» **What is asked**:
Search the data for the string "Politechniki" and extract every line where it appears.

>> BEGIN Source data

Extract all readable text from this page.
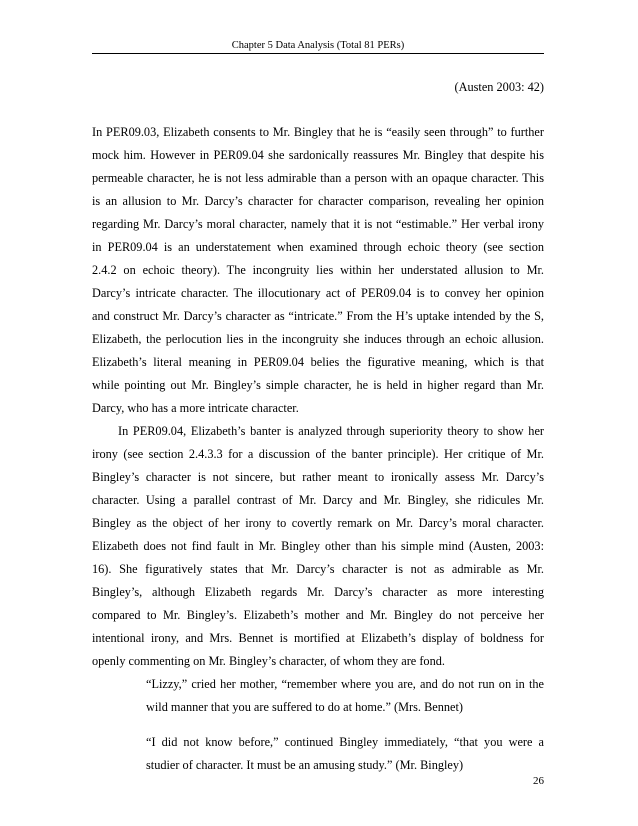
Chapter 5 Data Analysis (Total 81 PERs)
(Austen 2003: 42)
In PER09.03, Elizabeth consents to Mr. Bingley that he is “easily seen through” to further
mock him. However in PER09.04 she sardonically reassures Mr. Bingley that despite his
permeable character, he is not less admirable than a person with an opaque character. This
is an allusion to Mr. Darcy’s character for character comparison, revealing her opinion
regarding Mr. Darcy’s moral character, namely that it is not “estimable.” Her verbal irony
in PER09.04 is an understatement when examined through echoic theory (see section
2.4.2 on echoic theory). The incongruity lies within her understated allusion to Mr.
Darcy’s intricate character. The illocutionary act of PER09.04 is to convey her opinion
and construct Mr. Darcy’s character as “intricate.” From the H’s uptake intended by the S,
Elizabeth, the perlocution lies in the incongruity she induces through an echoic allusion.
Elizabeth’s literal meaning in PER09.04 belies the figurative meaning, which is that
while pointing out Mr. Bingley’s simple character, he is held in higher regard than Mr.
Darcy, who has a more intricate character.
In PER09.04, Elizabeth’s banter is analyzed through superiority theory to show her
irony (see section 2.4.3.3 for a discussion of the banter principle). Her critique of Mr.
Bingley’s character is not sincere, but rather meant to ironically assess Mr. Darcy’s
character. Using a parallel contrast of Mr. Darcy and Mr. Bingley, she ridicules Mr.
Bingley as the object of her irony to covertly remark on Mr. Darcy’s moral character.
Elizabeth does not find fault in Mr. Bingley other than his simple mind (Austen, 2003:
16). She figuratively states that Mr. Darcy’s character is not as admirable as Mr.
Bingley’s, although Elizabeth regards Mr. Darcy’s character as more interesting
compared to Mr. Bingley’s. Elizabeth’s mother and Mr. Bingley do not perceive her
intentional irony, and Mrs. Bennet is mortified at Elizabeth’s display of boldness for
openly commenting on Mr. Bingley’s character, of whom they are fond.
“Lizzy,” cried her mother, “remember where you are, and do not run on in the
wild manner that you are suffered to do at home.” (Mrs. Bennet)
“I did not know before,” continued Bingley immediately, “that you were a
studier of character. It must be an amusing study.” (Mr. Bingley)
26
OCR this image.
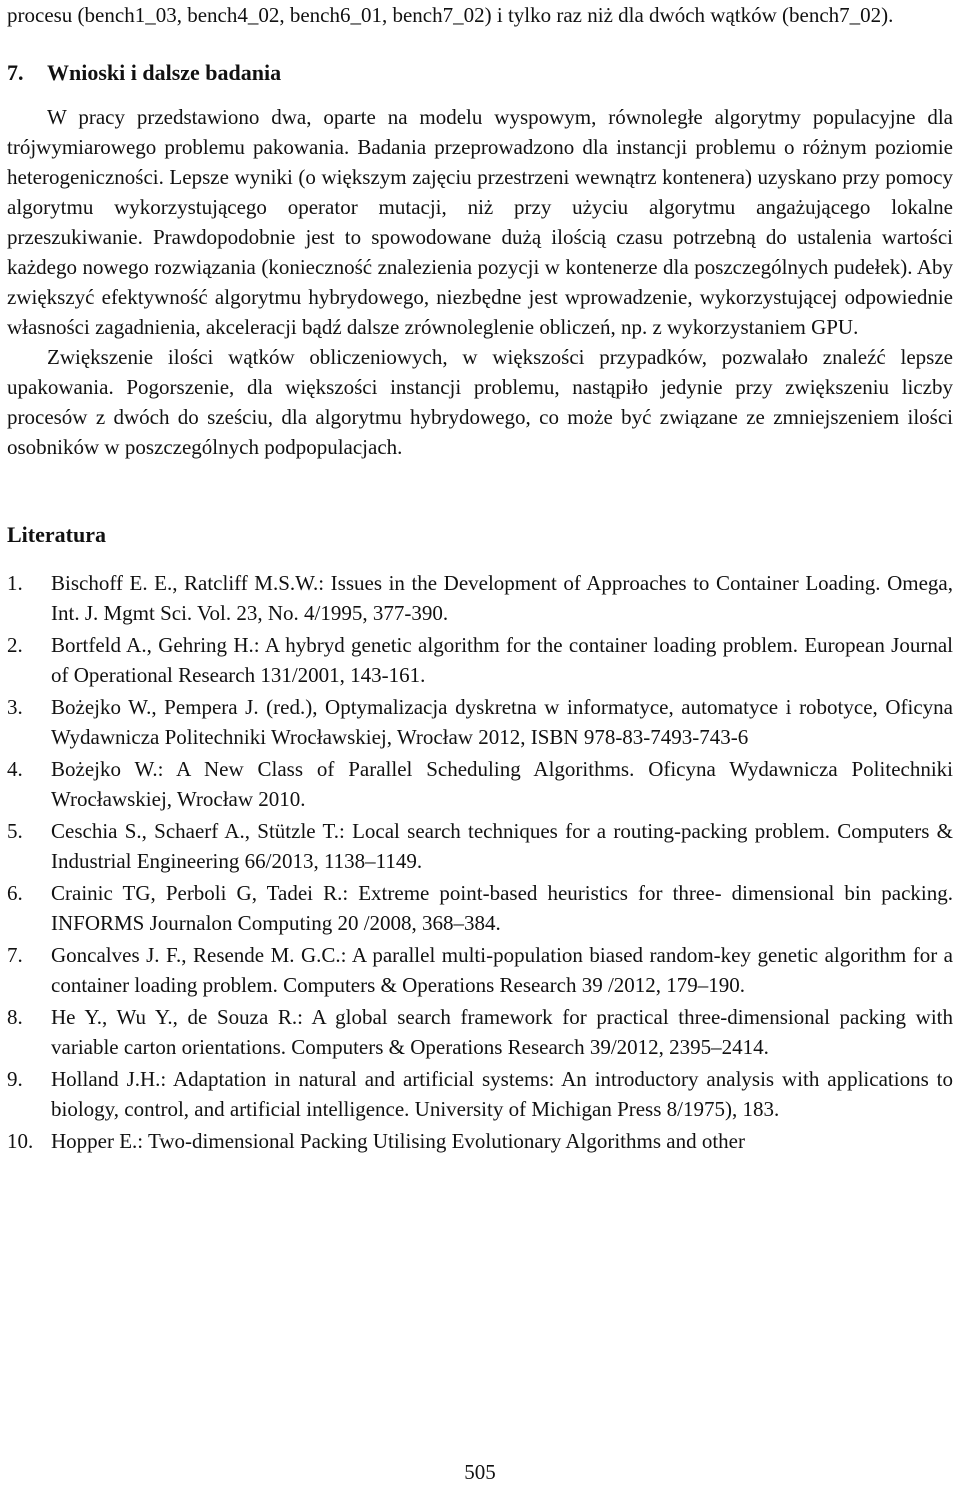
procesu (bench1_03, bench4_02, bench6_01, bench7_02) i tylko raz niż dla dwóch wątków (bench7_02).

7. Wnioski i dalsze badania

W pracy przedstawiono dwa, oparte na modelu wyspowym, równoległe algorytmy populacyjne dla trójwymiarowego problemu pakowania. Badania przeprowadzono dla instancji problemu o różnym poziomie heterogeniczności. Lepsze wyniki (o większym zajęciu przestrzeni wewnątrz kontenera) uzyskano przy pomocy algorytmu wykorzystującego operator mutacji, niż przy użyciu algorytmu angażującego lokalne przeszukiwanie. Prawdopodobnie jest to spowodowane dużą ilością czasu potrzebną do ustalenia wartości każdego nowego rozwiązania (konieczność znalezienia pozycji w kontenerze dla poszczególnych pudełek). Aby zwiększyć efektywność algorytmu hybrydowego, niezbędne jest wprowadzenie, wykorzystującej odpowiednie własności zagadnienia, akceleracji bądź dalsze zrównoleglenie obliczeń, np. z wykorzystaniem GPU.

Zwiększenie ilości wątków obliczeniowych, w większości przypadków, pozwalało znaleźć lepsze upakowania. Pogorszenie, dla większości instancji problemu, nastąpiło jedynie przy zwiększeniu liczby procesów z dwóch do sześciu, dla algorytmu hybrydowego, co może być związane ze zmniejszeniem ilości osobników w poszczególnych podpopulacjach.

Literatura
1. Bischoff E. E., Ratcliff M.S.W.: Issues in the Development of Approaches to Container Loading. Omega, Int. J. Mgmt Sci. Vol. 23, No. 4/1995, 377-390.
2. Bortfeld A., Gehring H.: A hybryd genetic algorithm for the container loading problem. European Journal of Operational Research 131/2001, 143-161.
3. Bożejko W., Pempera J. (red.), Optymalizacja dyskretna w informatyce, automatyce i robotyce, Oficyna Wydawnicza Politechniki Wrocławskiej, Wrocław 2012, ISBN 978-83-7493-743-6
4. Bożejko W.: A New Class of Parallel Scheduling Algorithms. Oficyna Wydawnicza Politechniki Wrocławskiej, Wrocław 2010.
5. Ceschia S., Schaerf A., Stützle T.: Local search techniques for a routing-packing problem. Computers & Industrial Engineering 66/2013, 1138–1149.
6. Crainic TG, Perboli G, Tadei R.: Extreme point-based heuristics for three- dimensional bin packing. INFORMS Journalon Computing 20 /2008, 368–384.
7. Goncalves J. F., Resende M. G.C.: A parallel multi-population biased random-key genetic algorithm for a container loading problem. Computers & Operations Research 39 /2012, 179–190.
8. He Y., Wu Y., de Souza R.: A global search framework for practical three-dimensional packing with variable carton orientations. Computers & Operations Research 39/2012, 2395–2414.
9. Holland J.H.: Adaptation in natural and artificial systems: An introductory analysis with applications to biology, control, and artificial intelligence. University of Michigan Press 8/1975), 183.
10. Hopper E.: Two-dimensional Packing Utilising Evolutionary Algorithms and other
505
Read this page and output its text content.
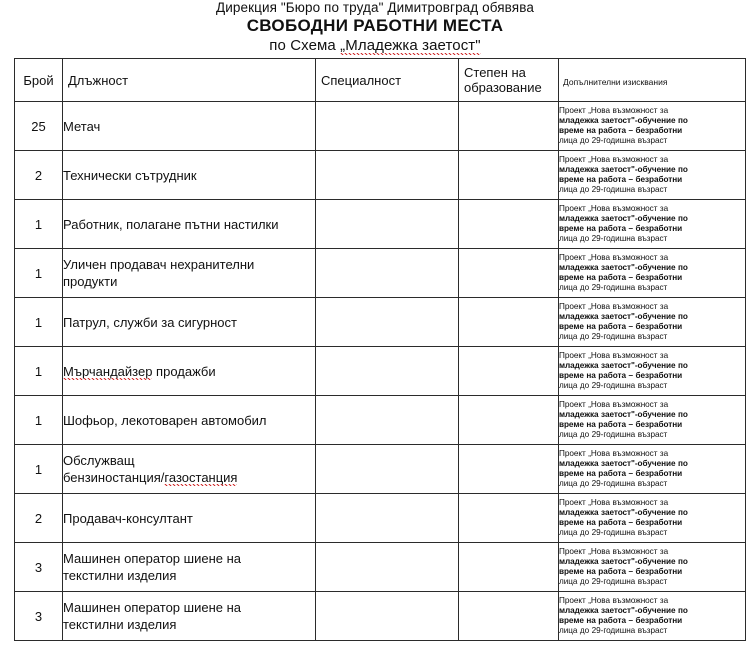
Дирекция "Бюро по труда" Димитровград обявява
СВОБОДНИ РАБОТНИ МЕСТА
по Схема „Младежка заетост"
Брой	Длъжност	Специалност	Степен на
образование	Допълнителни изисквания

25	Метач			Проект „Нова възможност за
младежка заетост"-обучение по
време на работа – безработни
лица до 29-годишна възраст

2	Технически сътрудник			Проект „Нова възможност за
младежка заетост"-обучение по
време на работа – безработни
лица до 29-годишна възраст

1	Работник, полагане пътни настилки			Проект „Нова възможност за
младежка заетост"-обучение по
време на работа – безработни
лица до 29-годишна възраст

1	Уличен продавач нехранителни
продукти			Проект „Нова възможност за
младежка заетост"-обучение по
време на работа – безработни
лица до 29-годишна възраст

1	Патрул, служби за сигурност			Проект „Нова възможност за
младежка заетост"-обучение по
време на работа – безработни
лица до 29-годишна възраст

1	Мърчандайзер продажби			Проект „Нова възможност за
младежка заетост"-обучение по
време на работа – безработни
лица до 29-годишна възраст

1	Шофьор, лекотоварен автомобил			Проект „Нова възможност за
младежка заетост"-обучение по
време на работа – безработни
лица до 29-годишна възраст

1	Обслужващ
бензиностанция/газостанция			Проект „Нова възможност за
младежка заетост"-обучение по
време на работа – безработни
лица до 29-годишна възраст

2	Продавач-консултант			Проект „Нова възможност за
младежка заетост"-обучение по
време на работа – безработни
лица до 29-годишна възраст

3	Машинен оператор шиене на
текстилни изделия			Проект „Нова възможност за
младежка заетост"-обучение по
време на работа – безработни
лица до 29-годишна възраст

3	Машинен оператор шиене на
текстилни изделия			Проект „Нова възможност за
младежка заетост"-обучение по
време на работа – безработни
лица до 29-годишна възраст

>> END Source data

» **Answer to the problem**:
3. Bożejko W., Pempera J. (red.), Optymalizacja dyskretna w informatyce, automatyce i robotyce, Oficyna Wydawnicza Politechniki Wrocławskiej, Wrocław 2012, ISBN 978-83-7493-743-6
4. Bożejko W.: A New Class of Parallel Scheduling Algorithms. Oficyna Wydawnicza Politechniki Wrocławskiej, Wrocław 2010.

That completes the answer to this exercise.